- Selection -

START

Key Challenge 2
Effect of Irradiation on Deformation and Micromechanics

Leads: Michael Preuss (Experimental) and Daniel Balint (Modelling)

Metals generally exhibit strong hardening effects during irradiation and Zr-alloys are no exception. Typically, the yield stress of Zr-alloys doubles during the early stage of irradiation while a dramatic loss of strain-to-failure is observed. Irradiation hardening is currently qualitatively described by <a> loops being barriers for dislocations during mechanical loading. Irradiation hardening has been reported to saturate below 1025 nm-2 although irradiation damage might still continue to develop in respect of <a> loop arrangement and <c> loop formation. In addition, the role of irradiation-induced precipitates on irradiation hardening in Zr-alloys is unknown. Interestingly, despite the drastic increase in hardness, the failure mode of irradiated Zr-alloys remains ductile. The dramatic change of mechanical behaviour compared to as-fabricated fuel cladding has very significant impact on potential cladding failure modes investigated in Key Challenge 4. Hence, providing a mechanistic understanding of the micromechanics that underpin the performance of irradiated Zr-alloys, in combination with effects such as hydride formation, is critical in order to enable the development of more physically informed safety codes. This will be achieved by addressing the following scientific objectives:

• To develop new small- to meso-scale mechanical evaluation methodologies that minimise the interrogated volume of active material but ensures the generation of engineering relevant data;

• To identify the role of the various defect structures generated throughout the lifetime of fuel cladding/channel box material on the slip-mode distribution and irradiation-hardening;

• To quantify the effect of the defect structures on strain localisation (dislocation channelling), meso-scale strain patterns and stress hot spots associated with potential material failure;

• To develop a new discrete dislocation and defect cluster modelling approach that captures the irradiation-induced increasing strain localisation, and informs on the critical stress hot spots;

• To utilise DDP (discrete-dislocation plasticity) to establish an irradiation-sensitive crystal plasticity slip rule that provides quantitative prediction of prism and basal strain softening, and effects of dislocation channelling.

END

- Entries provided -
START

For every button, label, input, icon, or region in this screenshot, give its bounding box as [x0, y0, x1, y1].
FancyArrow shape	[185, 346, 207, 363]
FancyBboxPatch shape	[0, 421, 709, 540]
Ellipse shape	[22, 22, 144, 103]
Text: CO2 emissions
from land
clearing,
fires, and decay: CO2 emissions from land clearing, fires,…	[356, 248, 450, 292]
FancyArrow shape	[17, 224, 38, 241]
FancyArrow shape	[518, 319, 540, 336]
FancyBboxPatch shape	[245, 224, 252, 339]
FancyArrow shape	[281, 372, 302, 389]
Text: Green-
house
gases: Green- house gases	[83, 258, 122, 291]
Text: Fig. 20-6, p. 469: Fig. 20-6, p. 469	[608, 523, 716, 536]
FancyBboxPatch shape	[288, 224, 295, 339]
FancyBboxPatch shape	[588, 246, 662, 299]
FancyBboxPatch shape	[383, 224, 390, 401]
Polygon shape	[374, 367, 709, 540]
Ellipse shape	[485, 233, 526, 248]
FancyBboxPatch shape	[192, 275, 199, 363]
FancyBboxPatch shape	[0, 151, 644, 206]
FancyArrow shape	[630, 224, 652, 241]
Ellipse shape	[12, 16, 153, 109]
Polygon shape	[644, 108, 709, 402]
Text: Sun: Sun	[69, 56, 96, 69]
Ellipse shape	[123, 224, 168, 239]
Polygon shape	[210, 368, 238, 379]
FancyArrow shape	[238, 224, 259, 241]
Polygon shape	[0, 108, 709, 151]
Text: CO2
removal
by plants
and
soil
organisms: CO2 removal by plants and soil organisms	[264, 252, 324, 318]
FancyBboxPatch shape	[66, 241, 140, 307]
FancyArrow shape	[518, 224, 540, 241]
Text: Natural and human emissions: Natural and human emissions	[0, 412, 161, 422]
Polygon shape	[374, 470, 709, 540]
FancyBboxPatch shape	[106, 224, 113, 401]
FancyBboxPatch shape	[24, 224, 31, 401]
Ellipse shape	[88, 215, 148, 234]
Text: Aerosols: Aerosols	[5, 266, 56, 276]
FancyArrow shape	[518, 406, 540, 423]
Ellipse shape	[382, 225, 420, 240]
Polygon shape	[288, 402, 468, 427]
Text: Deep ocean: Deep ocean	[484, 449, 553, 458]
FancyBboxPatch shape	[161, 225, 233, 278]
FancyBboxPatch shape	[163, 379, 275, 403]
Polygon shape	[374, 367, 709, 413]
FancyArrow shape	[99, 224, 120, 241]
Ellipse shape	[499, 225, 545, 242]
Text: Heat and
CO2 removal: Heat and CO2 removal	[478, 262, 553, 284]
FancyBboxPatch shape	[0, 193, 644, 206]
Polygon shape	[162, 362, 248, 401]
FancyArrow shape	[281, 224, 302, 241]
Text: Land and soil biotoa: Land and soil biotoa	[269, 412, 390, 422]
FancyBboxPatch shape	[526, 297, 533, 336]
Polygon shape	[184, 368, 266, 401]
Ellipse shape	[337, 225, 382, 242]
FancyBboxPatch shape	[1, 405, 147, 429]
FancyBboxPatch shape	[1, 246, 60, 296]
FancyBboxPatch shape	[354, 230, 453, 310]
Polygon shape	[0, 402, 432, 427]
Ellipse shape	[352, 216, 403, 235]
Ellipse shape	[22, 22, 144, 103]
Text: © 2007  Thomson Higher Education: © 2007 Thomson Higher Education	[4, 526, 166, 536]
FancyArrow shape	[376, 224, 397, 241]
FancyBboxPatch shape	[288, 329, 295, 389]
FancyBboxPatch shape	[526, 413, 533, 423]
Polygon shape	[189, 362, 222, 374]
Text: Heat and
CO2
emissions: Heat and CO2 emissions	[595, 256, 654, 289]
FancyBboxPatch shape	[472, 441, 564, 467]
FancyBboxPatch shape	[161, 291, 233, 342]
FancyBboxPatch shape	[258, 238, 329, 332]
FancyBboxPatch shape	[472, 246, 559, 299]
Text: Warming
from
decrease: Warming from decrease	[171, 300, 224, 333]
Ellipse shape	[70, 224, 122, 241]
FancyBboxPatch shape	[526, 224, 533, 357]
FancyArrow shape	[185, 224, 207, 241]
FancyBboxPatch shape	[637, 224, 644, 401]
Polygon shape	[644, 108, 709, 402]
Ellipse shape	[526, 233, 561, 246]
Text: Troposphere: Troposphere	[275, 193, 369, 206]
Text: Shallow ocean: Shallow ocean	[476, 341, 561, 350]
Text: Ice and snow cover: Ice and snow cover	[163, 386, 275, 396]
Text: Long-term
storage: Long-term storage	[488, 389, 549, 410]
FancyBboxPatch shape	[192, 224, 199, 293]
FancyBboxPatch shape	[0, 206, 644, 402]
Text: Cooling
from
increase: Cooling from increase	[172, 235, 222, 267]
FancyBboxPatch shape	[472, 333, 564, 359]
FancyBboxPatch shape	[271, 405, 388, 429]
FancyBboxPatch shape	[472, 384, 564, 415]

END

- Challenges -
#1 Rewrite the paragraph of the Key Challenge 2 text that begins "Metals generally exhibit" as a short bulleted list that keeps its main facts.
#2 Proceed with the Key Challenge 2 text, starting after its final sentence.

- Results for each task -
#1
- Metals, including Zr-alloys, harden strongly during irradiation.
- In the early stage of irradiation, the yield stress of Zr-alloys typically doubles and strain-to-failure drops dramatically.
- Irradiation hardening is currently described qualitatively by <a> loops acting as barriers to dislocations during mechanical loading.
- Hardening has been reported to saturate, though irradiation damage may continue to develop through <a> loop arrangement and <c> loop formation.
- The role of irradiation-induced precipitates in the hardening of Zr-alloys is unknown.
- Despite the large rise in hardness, irradiated Zr-alloys still fail in a ductile mode.
- This change in mechanical behavior compared with as-fabricated fuel cladding strongly affects the potential cladding failure modes investigated in Key Challenge 4.
- A mechanistic understanding of the micromechanics of irradiated Zr-alloys, combined with effects such as hydride formation, is therefore critical to developing more physically informed safety codes.
- This understanding will be pursued through a set of scientific objectives.

#2
Work Packages

WP 2.1: Development of Meso-Scale Testing

There is an urgent need, particularly for the nuclear fission and fusion community, to develop mechanical test procedures to reliably produce engineering design data from small samples. A primary challenge is the manufacture of samples that have the smallest possible volume to still represent the polycrystalline material. MIDAS will focus on understanding the minimum critical testing volume thorough crystal plasticity modelling (predict constitutive laws based on typical texture but different number of grains) and identify new, cost-effective sample manufacturing methodologies, such as laser-ablation, to manufacture small-scale uniaxial tensile test samples while also developing intelligent sample gripping when employing small-scale mechanical testers already available. A second tranche will focus on small-punch creep testing currently developed by UKAEA for fusion applications. This technique development will be carried out initially on non-irradiated material enabling comparison with more standard mechanical testing. Subsequent work will demonstrate the new capability on neutron-irradiated samples utilising, new set-ups developed at the MRF at Culham and will support WP 2.2.

WP 2.1 Key Deliverables

• Development of a methodology for small-scale testing to provide engineering design data.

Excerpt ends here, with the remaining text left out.